● Written task: Return every entry exactly as written.

(A run of records)
begin

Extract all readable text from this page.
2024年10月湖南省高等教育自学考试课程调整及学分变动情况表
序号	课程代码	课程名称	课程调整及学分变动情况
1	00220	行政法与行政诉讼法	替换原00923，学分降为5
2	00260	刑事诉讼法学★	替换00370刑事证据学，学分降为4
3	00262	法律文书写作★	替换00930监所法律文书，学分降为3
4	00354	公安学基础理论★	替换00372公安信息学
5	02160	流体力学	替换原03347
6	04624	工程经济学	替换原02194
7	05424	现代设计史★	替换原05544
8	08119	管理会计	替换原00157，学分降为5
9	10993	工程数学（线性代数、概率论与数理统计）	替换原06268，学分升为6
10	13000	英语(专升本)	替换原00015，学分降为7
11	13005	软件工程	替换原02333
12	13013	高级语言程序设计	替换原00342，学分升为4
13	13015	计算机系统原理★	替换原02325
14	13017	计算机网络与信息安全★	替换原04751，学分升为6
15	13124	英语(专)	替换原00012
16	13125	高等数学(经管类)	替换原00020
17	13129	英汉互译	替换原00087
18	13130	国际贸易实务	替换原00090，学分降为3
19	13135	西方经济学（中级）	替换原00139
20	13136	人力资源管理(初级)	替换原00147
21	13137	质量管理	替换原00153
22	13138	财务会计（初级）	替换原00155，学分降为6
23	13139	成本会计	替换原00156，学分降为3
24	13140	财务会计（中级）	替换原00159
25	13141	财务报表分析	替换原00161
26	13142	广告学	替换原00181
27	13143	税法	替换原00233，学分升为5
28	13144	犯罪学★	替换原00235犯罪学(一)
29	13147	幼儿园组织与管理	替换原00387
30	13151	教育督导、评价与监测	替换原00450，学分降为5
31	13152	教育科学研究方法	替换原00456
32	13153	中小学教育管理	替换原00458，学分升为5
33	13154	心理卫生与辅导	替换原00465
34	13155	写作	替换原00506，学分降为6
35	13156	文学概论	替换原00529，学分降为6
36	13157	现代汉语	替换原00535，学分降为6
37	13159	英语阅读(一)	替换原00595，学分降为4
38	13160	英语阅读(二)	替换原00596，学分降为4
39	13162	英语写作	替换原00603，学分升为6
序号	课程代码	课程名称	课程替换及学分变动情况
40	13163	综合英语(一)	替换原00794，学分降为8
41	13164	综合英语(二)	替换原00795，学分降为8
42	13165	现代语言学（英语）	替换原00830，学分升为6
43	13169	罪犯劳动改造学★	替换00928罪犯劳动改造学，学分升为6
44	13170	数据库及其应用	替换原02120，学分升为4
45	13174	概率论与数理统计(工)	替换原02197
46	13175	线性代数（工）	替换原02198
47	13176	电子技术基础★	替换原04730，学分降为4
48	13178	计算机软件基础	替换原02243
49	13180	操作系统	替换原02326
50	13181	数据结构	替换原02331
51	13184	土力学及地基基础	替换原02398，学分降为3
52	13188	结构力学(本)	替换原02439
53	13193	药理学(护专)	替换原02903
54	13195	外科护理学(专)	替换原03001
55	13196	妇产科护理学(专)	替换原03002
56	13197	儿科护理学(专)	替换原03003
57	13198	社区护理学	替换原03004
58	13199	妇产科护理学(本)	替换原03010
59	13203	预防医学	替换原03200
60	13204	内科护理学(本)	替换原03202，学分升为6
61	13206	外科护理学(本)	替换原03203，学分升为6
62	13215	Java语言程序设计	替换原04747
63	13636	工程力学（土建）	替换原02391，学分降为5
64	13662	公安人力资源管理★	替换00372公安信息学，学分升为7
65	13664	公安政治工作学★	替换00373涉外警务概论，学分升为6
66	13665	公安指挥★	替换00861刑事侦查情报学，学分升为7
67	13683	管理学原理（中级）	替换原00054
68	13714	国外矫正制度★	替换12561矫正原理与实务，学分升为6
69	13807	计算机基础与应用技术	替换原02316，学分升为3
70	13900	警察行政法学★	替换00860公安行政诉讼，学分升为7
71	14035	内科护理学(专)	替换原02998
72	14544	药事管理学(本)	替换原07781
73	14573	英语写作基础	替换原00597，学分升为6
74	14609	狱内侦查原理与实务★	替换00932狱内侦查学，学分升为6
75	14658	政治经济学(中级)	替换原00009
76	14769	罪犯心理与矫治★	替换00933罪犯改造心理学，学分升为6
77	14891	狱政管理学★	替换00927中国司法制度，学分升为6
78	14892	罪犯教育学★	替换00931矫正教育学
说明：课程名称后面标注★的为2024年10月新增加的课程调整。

end

● Written answer:
Extract all readable text from this page.
2024年10月湖南省高等教育自学考试课程调整及学分变动情况表
序号	课程代码	课程名称	课程调整及学分变动情况
1	00220	行政法与行政诉讼法	替换原00923，学分降为5
2	00260	刑事诉讼法学★	替换00370刑事证据学，学分降为4
3	00262	法律文书写作★	替换00930监所法律文书，学分降为3
4	00354	公安学基础理论★	替换00372公安信息学
5	02160	流体力学	替换原03347
6	04624	工程经济学	替换原02194
7	05424	现代设计史★	替换原05544
8	08119	管理会计	替换原00157，学分降为5
9	10993	工程数学（线性代数、概率论与数理统计）	替换原06268，学分升为6
10	13000	英语(专升本)	替换原00015，学分降为7
11	13005	软件工程	替换原02333
12	13013	高级语言程序设计	替换原00342，学分升为4
13	13015	计算机系统原理★	替换原02325
14	13017	计算机网络与信息安全★	替换原04751，学分升为6
15	13124	英语(专)	替换原00012
16	13125	高等数学(经管类)	替换原00020
17	13129	英汉互译	替换原00087
18	13130	国际贸易实务	替换原00090，学分降为3
19	13135	西方经济学（中级）	替换原00139
20	13136	人力资源管理(初级)	替换原00147
21	13137	质量管理	替换原00153
22	13138	财务会计（初级）	替换原00155，学分降为6
23	13139	成本会计	替换原00156，学分降为3
24	13140	财务会计（中级）	替换原00159
25	13141	财务报表分析	替换原00161
26	13142	广告学	替换原00181
27	13143	税法	替换原00233，学分升为5
28	13144	犯罪学★	替换原00235犯罪学(一)
29	13147	幼儿园组织与管理	替换原00387
30	13151	教育督导、评价与监测	替换原00450，学分降为5
31	13152	教育科学研究方法	替换原00456
32	13153	中小学教育管理	替换原00458，学分升为5
33	13154	心理卫生与辅导	替换原00465
34	13155	写作	替换原00506，学分降为6
35	13156	文学概论	替换原00529，学分降为6
36	13157	现代汉语	替换原00535，学分降为6
37	13159	英语阅读(一)	替换原00595，学分降为4
38	13160	英语阅读(二)	替换原00596，学分降为4
39	13162	英语写作	替换原00603，学分升为6
序号	课程代码	课程名称	课程替换及学分变动情况
40	13163	综合英语(一)	替换原00794，学分降为8
41	13164	综合英语(二)	替换原00795，学分降为8
42	13165	现代语言学（英语）	替换原00830，学分升为6
43	13169	罪犯劳动改造学★	替换00928罪犯劳动改造学，学分升为6
44	13170	数据库及其应用	替换原02120，学分升为4
45	13174	概率论与数理统计(工)	替换原02197
46	13175	线性代数（工）	替换原02198
47	13176	电子技术基础★	替换原04730，学分降为4
48	13178	计算机软件基础	替换原02243
49	13180	操作系统	替换原02326
50	13181	数据结构	替换原02331
51	13184	土力学及地基基础	替换原02398，学分降为3
52	13188	结构力学(本)	替换原02439
53	13193	药理学(护专)	替换原02903
54	13195	外科护理学(专)	替换原03001
55	13196	妇产科护理学(专)	替换原03002
56	13197	儿科护理学(专)	替换原03003
57	13198	社区护理学	替换原03004
58	13199	妇产科护理学(本)	替换原03010
59	13203	预防医学	替换原03200
60	13204	内科护理学(本)	替换原03202，学分升为6
61	13206	外科护理学(本)	替换原03203，学分升为6
62	13215	Java语言程序设计	替换原04747
63	13636	工程力学（土建）	替换原02391，学分降为5
64	13662	公安人力资源管理★	替换00372公安信息学，学分升为7
65	13664	公安政治工作学★	替换00373涉外警务概论，学分升为6
66	13665	公安指挥★	替换00861刑事侦查情报学，学分升为7
67	13683	管理学原理（中级）	替换原00054
68	13714	国外矫正制度★	替换12561矫正原理与实务，学分升为6
69	13807	计算机基础与应用技术	替换原02316，学分升为3
70	13900	警察行政法学★	替换00860公安行政诉讼，学分升为7
71	14035	内科护理学(专)	替换原02998
72	14544	药事管理学(本)	替换原07781
73	14573	英语写作基础	替换原00597，学分升为6
74	14609	狱内侦查原理与实务★	替换00932狱内侦查学，学分升为6
75	14658	政治经济学(中级)	替换原00009
76	14769	罪犯心理与矫治★	替换00933罪犯改造心理学，学分升为6
77	14891	狱政管理学★	替换00927中国司法制度，学分升为6
78	14892	罪犯教育学★	替换00931矫正教育学
说明：课程名称后面标注★的为2024年10月新增加的课程调整。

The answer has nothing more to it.